# Task set
A – In the dm-raid1.c thread, reproduce the part that opens with the words containing "set_region_sync is what" and closes with "region in recovering.)", substituting "the copy daemon" for "kcopyd".
B – According to the reply in the dm-raid1.c thread, how large is a region usually?

─── Excerpted text ───

[dm-devel] Some questions in dm-riad1.c

Wed Apr 18 16:40:23 UTC 2007

I'll try to answer some of your questions.  I'm sorry, but for some  
of them, I'm not quite sure what you're asking.

On Apr 17, 2007, at 9:54 AM, Penguin Lin wrote:

> Dear all :
>
> I have some(or lots, more precisely) questions when tracing the  
> mirror code!
>
> file : dm-raid.c
> function : mirror_map
>
> 1.===================================
>
> Dose there any better solution to test the performance of the  
> device-mapper core
> and all target type module ?

?

> Because dm-mirror will submit each writing bio to all mirror block  
> devices.
> It seems kcopyd does not have any works to do in mirror_map().
>
> More precisely :
>
> In log ctr, all region will be logged as non-sync(core-log) or
> previous setting(disk-log).
> When starting mirror, mirror daemon will recovery these non-sync
> region by invoking kcopyd daemon
> accroding to the dirty log object. But after these regions are all in
> synchronous.... kcopyd has nothing to do... Is that right ?

yes

> Here are some problems that confuses me for a log time...
>
> 1. The only work of kcopyd is only available in configure time  (after
> log->ctr, since all in-sync bits are set to 0, whatever core-log or
> disk-log) ?
>    On the other hand, Does kcopyd work nothing after the mirror
> configure time ?
> 1-1. We have to re-sync all regions after re-booting if we use core- 
> log ?

yes

> 1-2. Even for disk-log...... kcopyd wroks only in configure time
> (first time to construct a disk log) ?

it seems that way, yes

> 2. There seems a lack for dm-mirror interface (dm-raid1.c)
>    to set/clear the sync state for a region.

set_region_sync is what is used to set/clear the sync bits

> Under what other conditions the kcopyd will work ?
>
> Whould we implement as following :
> s1. write bio to default mirror device.
> s2. set the corresponding region to non-sync state
> s3. invoke kcopyd to recovery this region to all mirror devices (set
> the region in recovering.)
> s4. kcopyd callback function set the region in-sync.
>
> Is this better ? Any issue (like read/write race in default mirror  
> device) ?
> In my option, it would make the use of kcopyd more, and determine the
> region state
> (in-sync, non-sync) more precisely...
> But any racing condition occurs (read/write race...etc)?

The simplest answer to why this is not a good idea is that regions  
are often larger than the writes.  If you write 1k to the default  
mirror device, you would then have to use kcopyd to sync the region,  
which is usually 4MB - and you would have to disallow writes to that  
region during that time... plus other reasons.

> In mirror_map function
>
> 3. =====================
>        r = ms->rh.log->type->in_sync(ms->rh.log,
>                                      bio_to_region(&ms->rh, bio), 0);
>
>        /*
>          *   *********** HERE ***********
>          *   When does the in_sync() return  < 1  ?

─── Supplied material ───

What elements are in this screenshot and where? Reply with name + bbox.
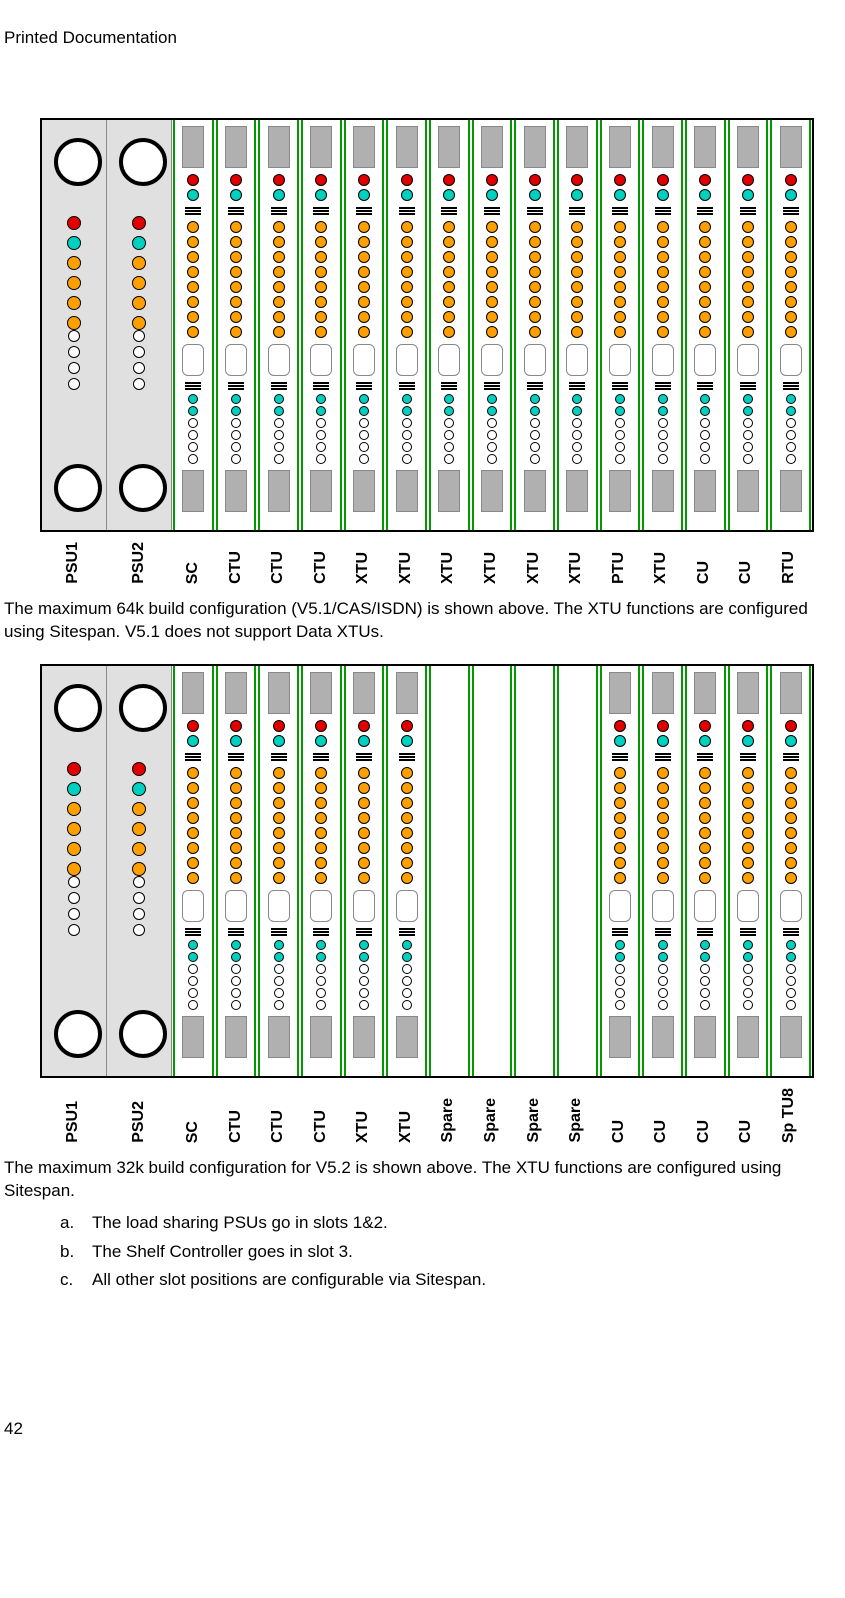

───

# Solved problems
A –
set_region_sync is what is used to set/clear the sync bits

> Under what other conditions the the copy daemon will work ?
>
> Whould we implement as following :
> s1. write bio to default mirror device.
> s2. set the corresponding region to non-sync state
> s3. invoke the copy daemon to recovery this region to all mirror devices (set
> the region in recovering.)

B – Usually 4MB.